• **Record set**:
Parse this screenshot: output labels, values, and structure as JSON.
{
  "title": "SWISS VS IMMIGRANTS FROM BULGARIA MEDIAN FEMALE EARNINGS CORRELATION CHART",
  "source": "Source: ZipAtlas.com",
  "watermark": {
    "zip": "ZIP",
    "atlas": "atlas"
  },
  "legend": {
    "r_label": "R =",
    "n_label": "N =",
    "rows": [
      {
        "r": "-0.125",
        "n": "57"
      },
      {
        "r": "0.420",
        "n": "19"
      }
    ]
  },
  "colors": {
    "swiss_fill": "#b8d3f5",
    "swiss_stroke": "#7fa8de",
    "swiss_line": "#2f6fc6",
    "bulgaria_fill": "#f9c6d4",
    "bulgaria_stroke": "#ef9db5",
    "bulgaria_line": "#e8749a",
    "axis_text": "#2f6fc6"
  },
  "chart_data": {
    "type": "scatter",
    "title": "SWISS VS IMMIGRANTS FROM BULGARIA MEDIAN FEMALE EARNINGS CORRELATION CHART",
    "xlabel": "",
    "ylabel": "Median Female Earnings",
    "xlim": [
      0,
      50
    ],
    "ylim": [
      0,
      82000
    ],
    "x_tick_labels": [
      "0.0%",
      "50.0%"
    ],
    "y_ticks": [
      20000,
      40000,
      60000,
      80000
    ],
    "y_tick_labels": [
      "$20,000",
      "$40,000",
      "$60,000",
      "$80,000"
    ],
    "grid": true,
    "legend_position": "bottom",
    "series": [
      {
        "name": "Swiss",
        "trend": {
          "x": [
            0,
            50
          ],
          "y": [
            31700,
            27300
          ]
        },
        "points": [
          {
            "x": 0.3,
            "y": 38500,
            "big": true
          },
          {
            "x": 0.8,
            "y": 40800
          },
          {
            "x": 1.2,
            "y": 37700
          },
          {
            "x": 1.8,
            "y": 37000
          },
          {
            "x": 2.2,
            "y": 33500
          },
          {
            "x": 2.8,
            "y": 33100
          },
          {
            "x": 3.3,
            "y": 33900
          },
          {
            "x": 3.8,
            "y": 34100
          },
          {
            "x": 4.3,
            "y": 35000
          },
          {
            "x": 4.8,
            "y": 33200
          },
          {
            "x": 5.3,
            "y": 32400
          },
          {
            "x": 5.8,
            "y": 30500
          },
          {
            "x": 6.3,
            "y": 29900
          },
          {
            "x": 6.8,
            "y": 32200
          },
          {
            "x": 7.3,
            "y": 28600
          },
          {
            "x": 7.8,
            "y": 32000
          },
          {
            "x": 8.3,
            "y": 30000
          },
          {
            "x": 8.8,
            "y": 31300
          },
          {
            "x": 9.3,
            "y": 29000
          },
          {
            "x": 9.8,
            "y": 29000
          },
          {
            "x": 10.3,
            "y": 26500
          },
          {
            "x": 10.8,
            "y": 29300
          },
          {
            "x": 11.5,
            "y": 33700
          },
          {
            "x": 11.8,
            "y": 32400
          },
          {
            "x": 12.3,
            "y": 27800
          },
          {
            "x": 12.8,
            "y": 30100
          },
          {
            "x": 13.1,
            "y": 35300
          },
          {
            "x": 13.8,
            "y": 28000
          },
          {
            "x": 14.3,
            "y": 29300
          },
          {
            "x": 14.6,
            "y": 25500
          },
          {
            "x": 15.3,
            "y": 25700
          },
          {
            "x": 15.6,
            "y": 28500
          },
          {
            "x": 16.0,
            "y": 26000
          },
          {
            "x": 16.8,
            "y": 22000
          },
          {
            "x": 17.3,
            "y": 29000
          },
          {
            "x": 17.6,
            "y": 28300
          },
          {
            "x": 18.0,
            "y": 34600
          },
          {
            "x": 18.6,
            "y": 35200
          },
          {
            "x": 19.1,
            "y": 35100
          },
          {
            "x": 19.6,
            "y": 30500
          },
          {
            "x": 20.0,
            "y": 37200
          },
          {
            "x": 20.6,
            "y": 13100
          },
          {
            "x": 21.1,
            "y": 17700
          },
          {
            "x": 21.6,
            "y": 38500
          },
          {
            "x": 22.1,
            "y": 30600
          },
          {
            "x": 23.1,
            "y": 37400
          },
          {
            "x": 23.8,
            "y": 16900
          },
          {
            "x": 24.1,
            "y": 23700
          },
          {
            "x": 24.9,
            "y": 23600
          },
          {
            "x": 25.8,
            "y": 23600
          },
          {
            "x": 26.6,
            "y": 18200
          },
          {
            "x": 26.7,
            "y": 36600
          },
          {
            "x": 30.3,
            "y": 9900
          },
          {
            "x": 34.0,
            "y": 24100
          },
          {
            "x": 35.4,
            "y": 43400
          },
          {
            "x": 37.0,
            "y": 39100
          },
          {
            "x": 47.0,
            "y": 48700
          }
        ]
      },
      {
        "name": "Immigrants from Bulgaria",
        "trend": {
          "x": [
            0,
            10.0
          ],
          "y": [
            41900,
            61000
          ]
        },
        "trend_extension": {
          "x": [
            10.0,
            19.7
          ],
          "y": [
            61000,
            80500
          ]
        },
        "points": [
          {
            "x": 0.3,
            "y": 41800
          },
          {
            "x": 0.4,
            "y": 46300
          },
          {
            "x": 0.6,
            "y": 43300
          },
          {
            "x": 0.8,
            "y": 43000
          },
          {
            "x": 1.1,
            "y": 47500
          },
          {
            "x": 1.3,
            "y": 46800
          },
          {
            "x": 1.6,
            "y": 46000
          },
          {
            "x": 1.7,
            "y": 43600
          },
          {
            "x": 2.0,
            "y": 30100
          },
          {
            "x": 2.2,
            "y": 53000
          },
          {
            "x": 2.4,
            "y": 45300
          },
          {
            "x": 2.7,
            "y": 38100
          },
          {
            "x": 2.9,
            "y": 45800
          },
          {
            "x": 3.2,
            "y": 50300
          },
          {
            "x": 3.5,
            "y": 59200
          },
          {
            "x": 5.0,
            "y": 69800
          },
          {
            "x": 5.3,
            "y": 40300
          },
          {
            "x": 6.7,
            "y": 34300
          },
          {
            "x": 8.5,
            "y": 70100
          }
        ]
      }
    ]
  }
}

• **Objective**: Provide an exact reproduction of all the entries shown above.

• **Exercise output**:
Parse this screenshot: output labels, values, and structure as JSON.
{
  "title": "SWISS VS IMMIGRANTS FROM BULGARIA MEDIAN FEMALE EARNINGS CORRELATION CHART",
  "source": "Source: ZipAtlas.com",
  "watermark": {
    "zip": "ZIP",
    "atlas": "atlas"
  },
  "legend": {
    "r_label": "R =",
    "n_label": "N =",
    "rows": [
      {
        "r": "-0.125",
        "n": "57"
      },
      {
        "r": "0.420",
        "n": "19"
      }
    ]
  },
  "colors": {
    "swiss_fill": "#b8d3f5",
    "swiss_stroke": "#7fa8de",
    "swiss_line": "#2f6fc6",
    "bulgaria_fill": "#f9c6d4",
    "bulgaria_stroke": "#ef9db5",
    "bulgaria_line": "#e8749a",
    "axis_text": "#2f6fc6"
  },
  "chart_data": {
    "type": "scatter",
    "title": "SWISS VS IMMIGRANTS FROM BULGARIA MEDIAN FEMALE EARNINGS CORRELATION CHART",
    "xlabel": "",
    "ylabel": "Median Female Earnings",
    "xlim": [
      0,
      50
    ],
    "ylim": [
      0,
      82000
    ],
    "x_tick_labels": [
      "0.0%",
      "50.0%"
    ],
    "y_ticks": [
      20000,
      40000,
      60000,
      80000
    ],
    "y_tick_labels": [
      "$20,000",
      "$40,000",
      "$60,000",
      "$80,000"
    ],
    "grid": true,
    "legend_position": "bottom",
    "series": [
      {
        "name": "Swiss",
        "trend": {
          "x": [
            0,
            50
          ],
          "y": [
            31700,
            27300
          ]
        },
        "points": [
          {
            "x": 0.3,
            "y": 38500,
            "big": true
          },
          {
            "x": 0.8,
            "y": 40800
          },
          {
            "x": 1.2,
            "y": 37700
          },
          {
            "x": 1.8,
            "y": 37000
          },
          {
            "x": 2.2,
            "y": 33500
          },
          {
            "x": 2.8,
            "y": 33100
          },
          {
            "x": 3.3,
            "y": 33900
          },
          {
            "x": 3.8,
            "y": 34100
          },
          {
            "x": 4.3,
            "y": 35000
          },
          {
            "x": 4.8,
            "y": 33200
          },
          {
            "x": 5.3,
            "y": 32400
          },
          {
            "x": 5.8,
            "y": 30500
          },
          {
            "x": 6.3,
            "y": 29900
          },
          {
            "x": 6.8,
            "y": 32200
          },
          {
            "x": 7.3,
            "y": 28600
          },
          {
            "x": 7.8,
            "y": 32000
          },
          {
            "x": 8.3,
            "y": 30000
          },
          {
            "x": 8.8,
            "y": 31300
          },
          {
            "x": 9.3,
            "y": 29000
          },
          {
            "x": 9.8,
            "y": 29000
          },
          {
            "x": 10.3,
            "y": 26500
          },
          {
            "x": 10.8,
            "y": 29300
          },
          {
            "x": 11.5,
            "y": 33700
          },
          {
            "x": 11.8,
            "y": 32400
          },
          {
            "x": 12.3,
            "y": 27800
          },
          {
            "x": 12.8,
            "y": 30100
          },
          {
            "x": 13.1,
            "y": 35300
          },
          {
            "x": 13.8,
            "y": 28000
          },
          {
            "x": 14.3,
            "y": 29300
          },
          {
            "x": 14.6,
            "y": 25500
          },
          {
            "x": 15.3,
            "y": 25700
          },
          {
            "x": 15.6,
            "y": 28500
          },
          {
            "x": 16.0,
            "y": 26000
          },
          {
            "x": 16.8,
            "y": 22000
          },
          {
            "x": 17.3,
            "y": 29000
          },
          {
            "x": 17.6,
            "y": 28300
          },
          {
            "x": 18.0,
            "y": 34600
          },
          {
            "x": 18.6,
            "y": 35200
          },
          {
            "x": 19.1,
            "y": 35100
          },
          {
            "x": 19.6,
            "y": 30500
          },
          {
            "x": 20.0,
            "y": 37200
          },
          {
            "x": 20.6,
            "y": 13100
          },
          {
            "x": 21.1,
            "y": 17700
          },
          {
            "x": 21.6,
            "y": 38500
          },
          {
            "x": 22.1,
            "y": 30600
          },
          {
            "x": 23.1,
            "y": 37400
          },
          {
            "x": 23.8,
            "y": 16900
          },
          {
            "x": 24.1,
            "y": 23700
          },
          {
            "x": 24.9,
            "y": 23600
          },
          {
            "x": 25.8,
            "y": 23600
          },
          {
            "x": 26.6,
            "y": 18200
          },
          {
            "x": 26.7,
            "y": 36600
          },
          {
            "x": 30.3,
            "y": 9900
          },
          {
            "x": 34.0,
            "y": 24100
          },
          {
            "x": 35.4,
            "y": 43400
          },
          {
            "x": 37.0,
            "y": 39100
          },
          {
            "x": 47.0,
            "y": 48700
          }
        ]
      },
      {
        "name": "Immigrants from Bulgaria",
        "trend": {
          "x": [
            0,
            10.0
          ],
          "y": [
            41900,
            61000
          ]
        },
        "trend_extension": {
          "x": [
            10.0,
            19.7
          ],
          "y": [
            61000,
            80500
          ]
        },
        "points": [
          {
            "x": 0.3,
            "y": 41800
          },
          {
            "x": 0.4,
            "y": 46300
          },
          {
            "x": 0.6,
            "y": 43300
          },
          {
            "x": 0.8,
            "y": 43000
          },
          {
            "x": 1.1,
            "y": 47500
          },
          {
            "x": 1.3,
            "y": 46800
          },
          {
            "x": 1.6,
            "y": 46000
          },
          {
            "x": 1.7,
            "y": 43600
          },
          {
            "x": 2.0,
            "y": 30100
          },
          {
            "x": 2.2,
            "y": 53000
          },
          {
            "x": 2.4,
            "y": 45300
          },
          {
            "x": 2.7,
            "y": 38100
          },
          {
            "x": 2.9,
            "y": 45800
          },
          {
            "x": 3.2,
            "y": 50300
          },
          {
            "x": 3.5,
            "y": 59200
          },
          {
            "x": 5.0,
            "y": 69800
          },
          {
            "x": 5.3,
            "y": 40300
          },
          {
            "x": 6.7,
            "y": 34300
          },
          {
            "x": 8.5,
            "y": 70100
          }
        ]
      }
    ]
  }
}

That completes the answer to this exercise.